[Records contained in a dataset]
###

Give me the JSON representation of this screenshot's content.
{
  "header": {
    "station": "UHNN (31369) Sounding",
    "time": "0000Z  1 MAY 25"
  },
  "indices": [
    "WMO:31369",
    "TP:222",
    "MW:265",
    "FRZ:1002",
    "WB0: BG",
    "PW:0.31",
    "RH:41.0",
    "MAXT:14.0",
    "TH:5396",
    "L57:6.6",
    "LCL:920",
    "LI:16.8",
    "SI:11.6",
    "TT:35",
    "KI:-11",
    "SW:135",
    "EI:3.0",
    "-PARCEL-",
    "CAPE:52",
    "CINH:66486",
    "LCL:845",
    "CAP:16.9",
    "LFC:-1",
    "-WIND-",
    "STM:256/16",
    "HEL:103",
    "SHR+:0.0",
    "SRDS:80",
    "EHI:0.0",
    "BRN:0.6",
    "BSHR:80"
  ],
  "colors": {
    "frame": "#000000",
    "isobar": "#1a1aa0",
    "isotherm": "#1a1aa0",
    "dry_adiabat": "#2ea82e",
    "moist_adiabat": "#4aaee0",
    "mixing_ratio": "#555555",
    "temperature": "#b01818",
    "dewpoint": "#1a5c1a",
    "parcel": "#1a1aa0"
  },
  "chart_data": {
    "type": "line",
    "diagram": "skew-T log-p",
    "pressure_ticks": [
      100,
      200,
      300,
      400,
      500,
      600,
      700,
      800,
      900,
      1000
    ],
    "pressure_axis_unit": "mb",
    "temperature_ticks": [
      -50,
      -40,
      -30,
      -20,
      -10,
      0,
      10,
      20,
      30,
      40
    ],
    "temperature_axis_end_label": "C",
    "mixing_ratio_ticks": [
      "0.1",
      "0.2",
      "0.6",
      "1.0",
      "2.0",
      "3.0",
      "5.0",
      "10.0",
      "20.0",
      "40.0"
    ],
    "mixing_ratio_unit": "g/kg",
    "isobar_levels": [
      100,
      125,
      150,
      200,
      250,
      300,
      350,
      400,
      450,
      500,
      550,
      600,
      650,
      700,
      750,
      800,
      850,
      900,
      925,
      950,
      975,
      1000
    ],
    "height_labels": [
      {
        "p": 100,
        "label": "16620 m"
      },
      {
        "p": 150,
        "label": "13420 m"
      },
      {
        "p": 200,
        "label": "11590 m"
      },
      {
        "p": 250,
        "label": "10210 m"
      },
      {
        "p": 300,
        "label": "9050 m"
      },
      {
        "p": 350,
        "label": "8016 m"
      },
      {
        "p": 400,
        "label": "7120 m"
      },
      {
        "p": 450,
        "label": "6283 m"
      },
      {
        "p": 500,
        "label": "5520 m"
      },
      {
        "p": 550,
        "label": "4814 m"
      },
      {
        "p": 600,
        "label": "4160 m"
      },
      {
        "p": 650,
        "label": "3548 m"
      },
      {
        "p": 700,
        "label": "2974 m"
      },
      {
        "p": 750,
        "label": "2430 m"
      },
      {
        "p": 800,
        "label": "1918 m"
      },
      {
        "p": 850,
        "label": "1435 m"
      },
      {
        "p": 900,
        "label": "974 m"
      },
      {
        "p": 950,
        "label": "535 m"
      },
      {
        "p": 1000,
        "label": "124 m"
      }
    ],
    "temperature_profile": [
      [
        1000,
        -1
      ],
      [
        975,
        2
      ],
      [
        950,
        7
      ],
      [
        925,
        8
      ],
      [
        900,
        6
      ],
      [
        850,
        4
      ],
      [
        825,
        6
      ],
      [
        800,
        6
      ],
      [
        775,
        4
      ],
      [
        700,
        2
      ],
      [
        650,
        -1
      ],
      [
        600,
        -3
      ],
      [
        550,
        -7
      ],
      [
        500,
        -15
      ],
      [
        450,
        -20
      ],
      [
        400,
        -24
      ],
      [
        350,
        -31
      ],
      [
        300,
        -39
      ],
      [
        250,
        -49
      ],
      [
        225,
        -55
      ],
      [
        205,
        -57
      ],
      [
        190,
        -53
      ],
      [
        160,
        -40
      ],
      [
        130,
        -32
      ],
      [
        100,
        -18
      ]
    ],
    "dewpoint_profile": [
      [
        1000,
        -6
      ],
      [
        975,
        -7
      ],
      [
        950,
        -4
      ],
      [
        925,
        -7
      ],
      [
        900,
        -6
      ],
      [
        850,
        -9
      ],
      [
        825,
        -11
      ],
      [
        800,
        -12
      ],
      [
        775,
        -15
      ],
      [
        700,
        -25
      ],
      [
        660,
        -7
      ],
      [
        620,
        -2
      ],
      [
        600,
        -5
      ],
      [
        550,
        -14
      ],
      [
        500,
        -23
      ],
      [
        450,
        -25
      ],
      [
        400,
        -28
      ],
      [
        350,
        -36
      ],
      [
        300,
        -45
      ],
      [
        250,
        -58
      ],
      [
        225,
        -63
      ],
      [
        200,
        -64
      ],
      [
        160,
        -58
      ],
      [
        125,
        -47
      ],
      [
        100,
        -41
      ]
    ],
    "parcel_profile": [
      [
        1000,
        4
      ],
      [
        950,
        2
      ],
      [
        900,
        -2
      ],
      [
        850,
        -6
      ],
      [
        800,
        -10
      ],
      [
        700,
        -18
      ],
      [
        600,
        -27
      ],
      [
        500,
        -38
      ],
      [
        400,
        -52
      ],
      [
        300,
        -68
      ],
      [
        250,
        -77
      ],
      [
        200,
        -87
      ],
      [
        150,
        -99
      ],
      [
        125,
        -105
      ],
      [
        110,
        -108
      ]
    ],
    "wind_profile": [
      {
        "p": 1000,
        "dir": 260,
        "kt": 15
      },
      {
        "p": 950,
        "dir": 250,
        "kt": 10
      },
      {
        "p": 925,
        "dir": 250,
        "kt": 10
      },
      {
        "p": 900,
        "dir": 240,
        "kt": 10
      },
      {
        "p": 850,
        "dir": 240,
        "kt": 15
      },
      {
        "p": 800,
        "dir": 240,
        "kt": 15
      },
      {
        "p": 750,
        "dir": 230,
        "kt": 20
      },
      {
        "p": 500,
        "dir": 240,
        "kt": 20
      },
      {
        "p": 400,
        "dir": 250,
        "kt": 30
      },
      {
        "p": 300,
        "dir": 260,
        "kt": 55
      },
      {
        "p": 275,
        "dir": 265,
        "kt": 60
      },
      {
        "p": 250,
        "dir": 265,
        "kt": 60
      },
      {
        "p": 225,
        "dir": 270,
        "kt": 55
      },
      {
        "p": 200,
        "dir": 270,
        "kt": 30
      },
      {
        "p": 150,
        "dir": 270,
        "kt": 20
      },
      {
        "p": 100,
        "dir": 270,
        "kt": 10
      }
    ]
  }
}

###

- TASK GOAL
Print the records above in full, exactly.

- RESPONSE TO THE EXERCISE
Give me the JSON representation of this screenshot's content.
{
  "header": {
    "station": "UHNN (31369) Sounding",
    "time": "0000Z  1 MAY 25"
  },
  "indices": [
    "WMO:31369",
    "TP:222",
    "MW:265",
    "FRZ:1002",
    "WB0: BG",
    "PW:0.31",
    "RH:41.0",
    "MAXT:14.0",
    "TH:5396",
    "L57:6.6",
    "LCL:920",
    "LI:16.8",
    "SI:11.6",
    "TT:35",
    "KI:-11",
    "SW:135",
    "EI:3.0",
    "-PARCEL-",
    "CAPE:52",
    "CINH:66486",
    "LCL:845",
    "CAP:16.9",
    "LFC:-1",
    "-WIND-",
    "STM:256/16",
    "HEL:103",
    "SHR+:0.0",
    "SRDS:80",
    "EHI:0.0",
    "BRN:0.6",
    "BSHR:80"
  ],
  "colors": {
    "frame": "#000000",
    "isobar": "#1a1aa0",
    "isotherm": "#1a1aa0",
    "dry_adiabat": "#2ea82e",
    "moist_adiabat": "#4aaee0",
    "mixing_ratio": "#555555",
    "temperature": "#b01818",
    "dewpoint": "#1a5c1a",
    "parcel": "#1a1aa0"
  },
  "chart_data": {
    "type": "line",
    "diagram": "skew-T log-p",
    "pressure_ticks": [
      100,
      200,
      300,
      400,
      500,
      600,
      700,
      800,
      900,
      1000
    ],
    "pressure_axis_unit": "mb",
    "temperature_ticks": [
      -50,
      -40,
      -30,
      -20,
      -10,
      0,
      10,
      20,
      30,
      40
    ],
    "temperature_axis_end_label": "C",
    "mixing_ratio_ticks": [
      "0.1",
      "0.2",
      "0.6",
      "1.0",
      "2.0",
      "3.0",
      "5.0",
      "10.0",
      "20.0",
      "40.0"
    ],
    "mixing_ratio_unit": "g/kg",
    "isobar_levels": [
      100,
      125,
      150,
      200,
      250,
      300,
      350,
      400,
      450,
      500,
      550,
      600,
      650,
      700,
      750,
      800,
      850,
      900,
      925,
      950,
      975,
      1000
    ],
    "height_labels": [
      {
        "p": 100,
        "label": "16620 m"
      },
      {
        "p": 150,
        "label": "13420 m"
      },
      {
        "p": 200,
        "label": "11590 m"
      },
      {
        "p": 250,
        "label": "10210 m"
      },
      {
        "p": 300,
        "label": "9050 m"
      },
      {
        "p": 350,
        "label": "8016 m"
      },
      {
        "p": 400,
        "label": "7120 m"
      },
      {
        "p": 450,
        "label": "6283 m"
      },
      {
        "p": 500,
        "label": "5520 m"
      },
      {
        "p": 550,
        "label": "4814 m"
      },
      {
        "p": 600,
        "label": "4160 m"
      },
      {
        "p": 650,
        "label": "3548 m"
      },
      {
        "p": 700,
        "label": "2974 m"
      },
      {
        "p": 750,
        "label": "2430 m"
      },
      {
        "p": 800,
        "label": "1918 m"
      },
      {
        "p": 850,
        "label": "1435 m"
      },
      {
        "p": 900,
        "label": "974 m"
      },
      {
        "p": 950,
        "label": "535 m"
      },
      {
        "p": 1000,
        "label": "124 m"
      }
    ],
    "temperature_profile": [
      [
        1000,
        -1
      ],
      [
        975,
        2
      ],
      [
        950,
        7
      ],
      [
        925,
        8
      ],
      [
        900,
        6
      ],
      [
        850,
        4
      ],
      [
        825,
        6
      ],
      [
        800,
        6
      ],
      [
        775,
        4
      ],
      [
        700,
        2
      ],
      [
        650,
        -1
      ],
      [
        600,
        -3
      ],
      [
        550,
        -7
      ],
      [
        500,
        -15
      ],
      [
        450,
        -20
      ],
      [
        400,
        -24
      ],
      [
        350,
        -31
      ],
      [
        300,
        -39
      ],
      [
        250,
        -49
      ],
      [
        225,
        -55
      ],
      [
        205,
        -57
      ],
      [
        190,
        -53
      ],
      [
        160,
        -40
      ],
      [
        130,
        -32
      ],
      [
        100,
        -18
      ]
    ],
    "dewpoint_profile": [
      [
        1000,
        -6
      ],
      [
        975,
        -7
      ],
      [
        950,
        -4
      ],
      [
        925,
        -7
      ],
      [
        900,
        -6
      ],
      [
        850,
        -9
      ],
      [
        825,
        -11
      ],
      [
        800,
        -12
      ],
      [
        775,
        -15
      ],
      [
        700,
        -25
      ],
      [
        660,
        -7
      ],
      [
        620,
        -2
      ],
      [
        600,
        -5
      ],
      [
        550,
        -14
      ],
      [
        500,
        -23
      ],
      [
        450,
        -25
      ],
      [
        400,
        -28
      ],
      [
        350,
        -36
      ],
      [
        300,
        -45
      ],
      [
        250,
        -58
      ],
      [
        225,
        -63
      ],
      [
        200,
        -64
      ],
      [
        160,
        -58
      ],
      [
        125,
        -47
      ],
      [
        100,
        -41
      ]
    ],
    "parcel_profile": [
      [
        1000,
        4
      ],
      [
        950,
        2
      ],
      [
        900,
        -2
      ],
      [
        850,
        -6
      ],
      [
        800,
        -10
      ],
      [
        700,
        -18
      ],
      [
        600,
        -27
      ],
      [
        500,
        -38
      ],
      [
        400,
        -52
      ],
      [
        300,
        -68
      ],
      [
        250,
        -77
      ],
      [
        200,
        -87
      ],
      [
        150,
        -99
      ],
      [
        125,
        -105
      ],
      [
        110,
        -108
      ]
    ],
    "wind_profile": [
      {
        "p": 1000,
        "dir": 260,
        "kt": 15
      },
      {
        "p": 950,
        "dir": 250,
        "kt": 10
      },
      {
        "p": 925,
        "dir": 250,
        "kt": 10
      },
      {
        "p": 900,
        "dir": 240,
        "kt": 10
      },
      {
        "p": 850,
        "dir": 240,
        "kt": 15
      },
      {
        "p": 800,
        "dir": 240,
        "kt": 15
      },
      {
        "p": 750,
        "dir": 230,
        "kt": 20
      },
      {
        "p": 500,
        "dir": 240,
        "kt": 20
      },
      {
        "p": 400,
        "dir": 250,
        "kt": 30
      },
      {
        "p": 300,
        "dir": 260,
        "kt": 55
      },
      {
        "p": 275,
        "dir": 265,
        "kt": 60
      },
      {
        "p": 250,
        "dir": 265,
        "kt": 60
      },
      {
        "p": 225,
        "dir": 270,
        "kt": 55
      },
      {
        "p": 200,
        "dir": 270,
        "kt": 30
      },
      {
        "p": 150,
        "dir": 270,
        "kt": 20
      },
      {
        "p": 100,
        "dir": 270,
        "kt": 10
      }
    ]
  }
}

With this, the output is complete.